§ Instructions to follow
Quote every line as written. Omit pictures.

** Start Extracted information **

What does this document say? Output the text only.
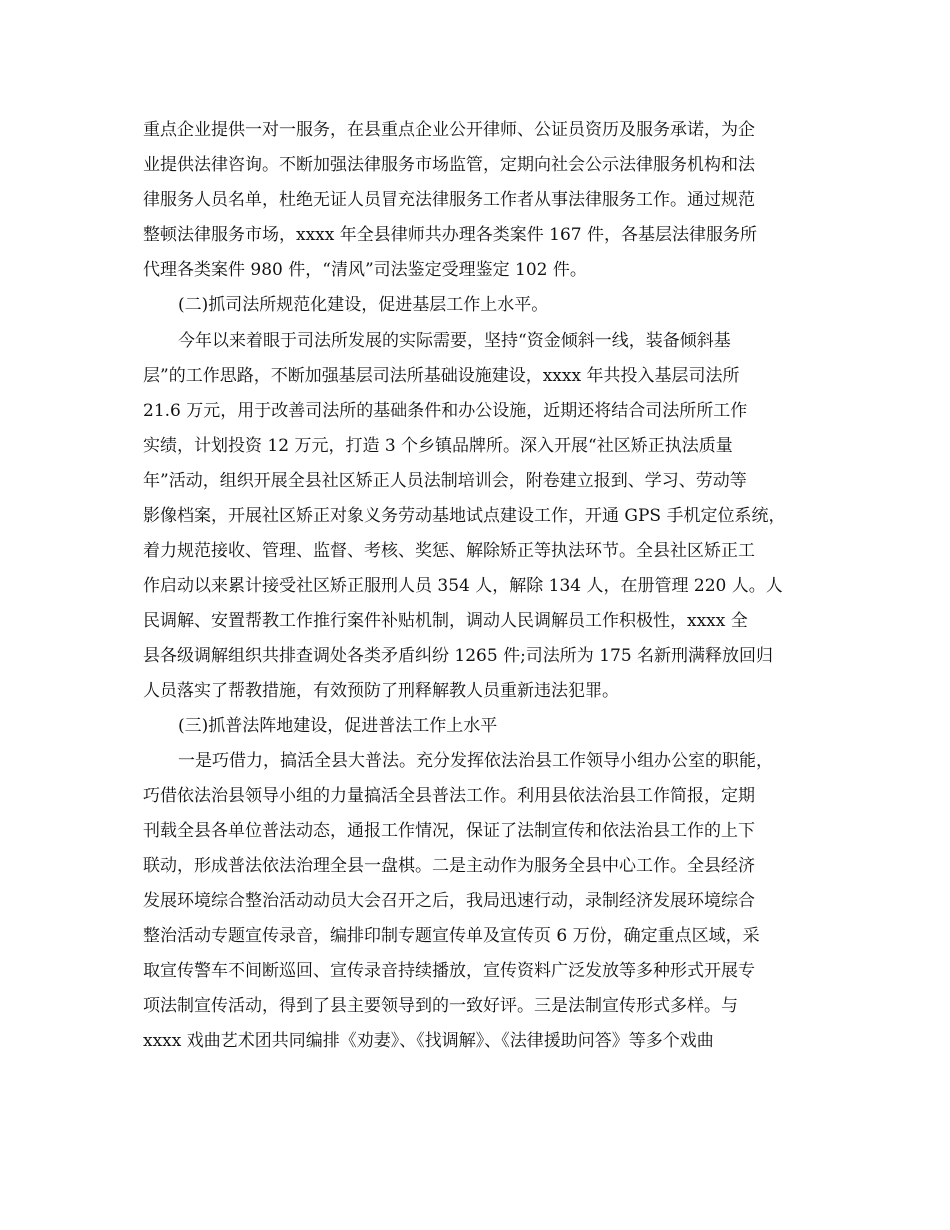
重点企业提供一对一服务，在县重点企业公开律师、公证员资历及服务承诺，为企
业提供法律咨询。不断加强法律服务市场监管，定期向社会公示法律服务机构和法
律服务人员名单，杜绝无证人员冒充法律服务工作者从事法律服务工作。通过规范
整顿法律服务市场，xxxx 年全县律师共办理各类案件 167 件，各基层法律服务所
代理各类案件 980 件，“清风”司法鉴定受理鉴定 102 件。
(二)抓司法所规范化建设，促进基层工作上水平。
今年以来着眼于司法所发展的实际需要，坚持“资金倾斜一线，装备倾斜基
层”的工作思路，不断加强基层司法所基础设施建设，xxxx 年共投入基层司法所
21.6 万元，用于改善司法所的基础条件和办公设施，近期还将结合司法所所工作
实绩，计划投资 12 万元，打造 3 个乡镇品牌所。深入开展“社区矫正执法质量
年”活动，组织开展全县社区矫正人员法制培训会，附卷建立报到、学习、劳动等
影像档案，开展社区矫正对象义务劳动基地试点建设工作，开通 GPS 手机定位系统，
着力规范接收、管理、监督、考核、奖惩、解除矫正等执法环节。全县社区矫正工
作启动以来累计接受社区矫正服刑人员 354 人，解除 134 人，在册管理 220 人。人
民调解、安置帮教工作推行案件补贴机制，调动人民调解员工作积极性，xxxx 全
县各级调解组织共排查调处各类矛盾纠纷 1265 件;司法所为 175 名新刑满释放回归
人员落实了帮教措施，有效预防了刑释解教人员重新违法犯罪。
(三)抓普法阵地建设，促进普法工作上水平
一是巧借力，搞活全县大普法。充分发挥依法治县工作领导小组办公室的职能，
巧借依法治县领导小组的力量搞活全县普法工作。利用县依法治县工作简报，定期
刊载全县各单位普法动态，通报工作情况，保证了法制宣传和依法治县工作的上下
联动，形成普法依法治理全县一盘棋。二是主动作为服务全县中心工作。全县经济
发展环境综合整治活动动员大会召开之后，我局迅速行动，录制经济发展环境综合
整治活动专题宣传录音，编排印制专题宣传单及宣传页 6 万份，确定重点区域，采
取宣传警车不间断巡回、宣传录音持续播放，宣传资料广泛发放等多种形式开展专
项法制宣传活动，得到了县主要领导到的一致好评。三是法制宣传形式多样。与
xxxx 戏曲艺术团共同编排《劝妻》、《找调解》、《法律援助问答》等多个戏曲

** End Extracted information **

§ Response below
What does this document say? Output the text only.
重点企业提供一对一服务，在县重点企业公开律师、公证员资历及服务承诺，为企
业提供法律咨询。不断加强法律服务市场监管，定期向社会公示法律服务机构和法
律服务人员名单，杜绝无证人员冒充法律服务工作者从事法律服务工作。通过规范
整顿法律服务市场，xxxx 年全县律师共办理各类案件 167 件，各基层法律服务所
代理各类案件 980 件，“清风”司法鉴定受理鉴定 102 件。
(二)抓司法所规范化建设，促进基层工作上水平。
今年以来着眼于司法所发展的实际需要，坚持“资金倾斜一线，装备倾斜基
层”的工作思路，不断加强基层司法所基础设施建设，xxxx 年共投入基层司法所
21.6 万元，用于改善司法所的基础条件和办公设施，近期还将结合司法所所工作
实绩，计划投资 12 万元，打造 3 个乡镇品牌所。深入开展“社区矫正执法质量
年”活动，组织开展全县社区矫正人员法制培训会，附卷建立报到、学习、劳动等
影像档案，开展社区矫正对象义务劳动基地试点建设工作，开通 GPS 手机定位系统，
着力规范接收、管理、监督、考核、奖惩、解除矫正等执法环节。全县社区矫正工
作启动以来累计接受社区矫正服刑人员 354 人，解除 134 人，在册管理 220 人。人
民调解、安置帮教工作推行案件补贴机制，调动人民调解员工作积极性，xxxx 全
县各级调解组织共排查调处各类矛盾纠纷 1265 件;司法所为 175 名新刑满释放回归
人员落实了帮教措施，有效预防了刑释解教人员重新违法犯罪。
(三)抓普法阵地建设，促进普法工作上水平
一是巧借力，搞活全县大普法。充分发挥依法治县工作领导小组办公室的职能，
巧借依法治县领导小组的力量搞活全县普法工作。利用县依法治县工作简报，定期
刊载全县各单位普法动态，通报工作情况，保证了法制宣传和依法治县工作的上下
联动，形成普法依法治理全县一盘棋。二是主动作为服务全县中心工作。全县经济
发展环境综合整治活动动员大会召开之后，我局迅速行动，录制经济发展环境综合
整治活动专题宣传录音，编排印制专题宣传单及宣传页 6 万份，确定重点区域，采
取宣传警车不间断巡回、宣传录音持续播放，宣传资料广泛发放等多种形式开展专
项法制宣传活动，得到了县主要领导到的一致好评。三是法制宣传形式多样。与
xxxx 戏曲艺术团共同编排《劝妻》、《找调解》、《法律援助问答》等多个戏曲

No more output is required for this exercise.